## Task description
Reproduce the whole listing, character for character.

## Supplied material
::::::
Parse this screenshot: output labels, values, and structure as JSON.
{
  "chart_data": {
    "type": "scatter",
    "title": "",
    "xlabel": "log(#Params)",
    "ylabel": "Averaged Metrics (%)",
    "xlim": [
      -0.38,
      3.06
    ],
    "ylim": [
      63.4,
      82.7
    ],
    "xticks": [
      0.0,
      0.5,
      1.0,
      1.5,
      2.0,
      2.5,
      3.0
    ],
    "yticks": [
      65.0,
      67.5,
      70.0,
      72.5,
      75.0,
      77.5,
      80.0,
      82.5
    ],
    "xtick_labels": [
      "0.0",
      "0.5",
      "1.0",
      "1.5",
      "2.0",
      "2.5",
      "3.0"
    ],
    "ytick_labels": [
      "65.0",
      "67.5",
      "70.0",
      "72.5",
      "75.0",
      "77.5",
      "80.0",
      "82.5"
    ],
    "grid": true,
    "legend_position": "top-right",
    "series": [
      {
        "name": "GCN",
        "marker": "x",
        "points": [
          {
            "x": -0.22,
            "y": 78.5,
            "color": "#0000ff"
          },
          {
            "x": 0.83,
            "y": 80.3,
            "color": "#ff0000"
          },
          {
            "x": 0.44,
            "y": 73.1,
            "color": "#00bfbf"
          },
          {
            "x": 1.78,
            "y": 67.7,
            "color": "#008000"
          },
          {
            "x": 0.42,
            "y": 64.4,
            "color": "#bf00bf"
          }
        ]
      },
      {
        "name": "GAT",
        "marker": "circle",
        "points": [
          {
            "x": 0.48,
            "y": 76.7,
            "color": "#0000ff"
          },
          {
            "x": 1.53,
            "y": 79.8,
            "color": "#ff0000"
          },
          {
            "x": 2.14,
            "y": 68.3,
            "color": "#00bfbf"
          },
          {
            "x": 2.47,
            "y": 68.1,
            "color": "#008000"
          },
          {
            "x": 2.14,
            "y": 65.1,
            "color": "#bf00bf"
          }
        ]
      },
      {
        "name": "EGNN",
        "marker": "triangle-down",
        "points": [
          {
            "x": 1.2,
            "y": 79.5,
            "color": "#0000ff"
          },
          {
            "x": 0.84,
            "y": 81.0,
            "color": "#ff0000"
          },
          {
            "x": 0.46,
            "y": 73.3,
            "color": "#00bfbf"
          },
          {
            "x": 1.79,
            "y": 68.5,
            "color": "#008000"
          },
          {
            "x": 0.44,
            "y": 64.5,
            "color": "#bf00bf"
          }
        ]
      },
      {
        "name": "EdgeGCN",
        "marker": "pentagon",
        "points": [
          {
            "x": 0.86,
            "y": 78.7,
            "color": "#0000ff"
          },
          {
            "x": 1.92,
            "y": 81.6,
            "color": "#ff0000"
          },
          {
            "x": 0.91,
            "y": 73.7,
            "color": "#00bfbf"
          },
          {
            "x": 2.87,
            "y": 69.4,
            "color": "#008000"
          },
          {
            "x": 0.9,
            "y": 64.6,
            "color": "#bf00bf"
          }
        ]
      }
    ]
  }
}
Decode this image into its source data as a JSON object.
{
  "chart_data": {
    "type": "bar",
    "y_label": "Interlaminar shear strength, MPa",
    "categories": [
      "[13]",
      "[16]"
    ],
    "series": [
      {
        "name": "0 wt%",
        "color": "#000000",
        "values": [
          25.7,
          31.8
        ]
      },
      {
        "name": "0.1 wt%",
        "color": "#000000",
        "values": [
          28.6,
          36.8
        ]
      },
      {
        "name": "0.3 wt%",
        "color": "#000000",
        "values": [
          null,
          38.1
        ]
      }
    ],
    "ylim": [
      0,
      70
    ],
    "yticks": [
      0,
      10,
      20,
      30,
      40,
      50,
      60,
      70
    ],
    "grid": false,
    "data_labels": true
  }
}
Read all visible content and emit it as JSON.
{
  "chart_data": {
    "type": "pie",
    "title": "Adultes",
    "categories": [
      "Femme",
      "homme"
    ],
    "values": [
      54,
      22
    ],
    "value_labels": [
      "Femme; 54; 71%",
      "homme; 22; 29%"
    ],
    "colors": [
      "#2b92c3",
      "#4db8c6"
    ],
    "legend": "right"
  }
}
::::::
## Output for this task
Parse this screenshot: output labels, values, and structure as JSON.
{
  "chart_data": {
    "type": "scatter",
    "title": "",
    "xlabel": "log(#Params)",
    "ylabel": "Averaged Metrics (%)",
    "xlim": [
      -0.38,
      3.06
    ],
    "ylim": [
      63.4,
      82.7
    ],
    "xticks": [
      0.0,
      0.5,
      1.0,
      1.5,
      2.0,
      2.5,
      3.0
    ],
    "yticks": [
      65.0,
      67.5,
      70.0,
      72.5,
      75.0,
      77.5,
      80.0,
      82.5
    ],
    "xtick_labels": [
      "0.0",
      "0.5",
      "1.0",
      "1.5",
      "2.0",
      "2.5",
      "3.0"
    ],
    "ytick_labels": [
      "65.0",
      "67.5",
      "70.0",
      "72.5",
      "75.0",
      "77.5",
      "80.0",
      "82.5"
    ],
    "grid": true,
    "legend_position": "top-right",
    "series": [
      {
        "name": "GCN",
        "marker": "x",
        "points": [
          {
            "x": -0.22,
            "y": 78.5,
            "color": "#0000ff"
          },
          {
            "x": 0.83,
            "y": 80.3,
            "color": "#ff0000"
          },
          {
            "x": 0.44,
            "y": 73.1,
            "color": "#00bfbf"
          },
          {
            "x": 1.78,
            "y": 67.7,
            "color": "#008000"
          },
          {
            "x": 0.42,
            "y": 64.4,
            "color": "#bf00bf"
          }
        ]
      },
      {
        "name": "GAT",
        "marker": "circle",
        "points": [
          {
            "x": 0.48,
            "y": 76.7,
            "color": "#0000ff"
          },
          {
            "x": 1.53,
            "y": 79.8,
            "color": "#ff0000"
          },
          {
            "x": 2.14,
            "y": 68.3,
            "color": "#00bfbf"
          },
          {
            "x": 2.47,
            "y": 68.1,
            "color": "#008000"
          },
          {
            "x": 2.14,
            "y": 65.1,
            "color": "#bf00bf"
          }
        ]
      },
      {
        "name": "EGNN",
        "marker": "triangle-down",
        "points": [
          {
            "x": 1.2,
            "y": 79.5,
            "color": "#0000ff"
          },
          {
            "x": 0.84,
            "y": 81.0,
            "color": "#ff0000"
          },
          {
            "x": 0.46,
            "y": 73.3,
            "color": "#00bfbf"
          },
          {
            "x": 1.79,
            "y": 68.5,
            "color": "#008000"
          },
          {
            "x": 0.44,
            "y": 64.5,
            "color": "#bf00bf"
          }
        ]
      },
      {
        "name": "EdgeGCN",
        "marker": "pentagon",
        "points": [
          {
            "x": 0.86,
            "y": 78.7,
            "color": "#0000ff"
          },
          {
            "x": 1.92,
            "y": 81.6,
            "color": "#ff0000"
          },
          {
            "x": 0.91,
            "y": 73.7,
            "color": "#00bfbf"
          },
          {
            "x": 2.87,
            "y": 69.4,
            "color": "#008000"
          },
          {
            "x": 0.9,
            "y": 64.6,
            "color": "#bf00bf"
          }
        ]
      }
    ]
  }
}
Decode this image into its source data as a JSON object.
{
  "chart_data": {
    "type": "bar",
    "y_label": "Interlaminar shear strength, MPa",
    "categories": [
      "[13]",
      "[16]"
    ],
    "series": [
      {
        "name": "0 wt%",
        "color": "#000000",
        "values": [
          25.7,
          31.8
        ]
      },
      {
        "name": "0.1 wt%",
        "color": "#000000",
        "values": [
          28.6,
          36.8
        ]
      },
      {
        "name": "0.3 wt%",
        "color": "#000000",
        "values": [
          null,
          38.1
        ]
      }
    ],
    "ylim": [
      0,
      70
    ],
    "yticks": [
      0,
      10,
      20,
      30,
      40,
      50,
      60,
      70
    ],
    "grid": false,
    "data_labels": true
  }
}
Read all visible content and emit it as JSON.
{
  "chart_data": {
    "type": "pie",
    "title": "Adultes",
    "categories": [
      "Femme",
      "homme"
    ],
    "values": [
      54,
      22
    ],
    "value_labels": [
      "Femme; 54; 71%",
      "homme; 22; 29%"
    ],
    "colors": [
      "#2b92c3",
      "#4db8c6"
    ],
    "legend": "right"
  }
}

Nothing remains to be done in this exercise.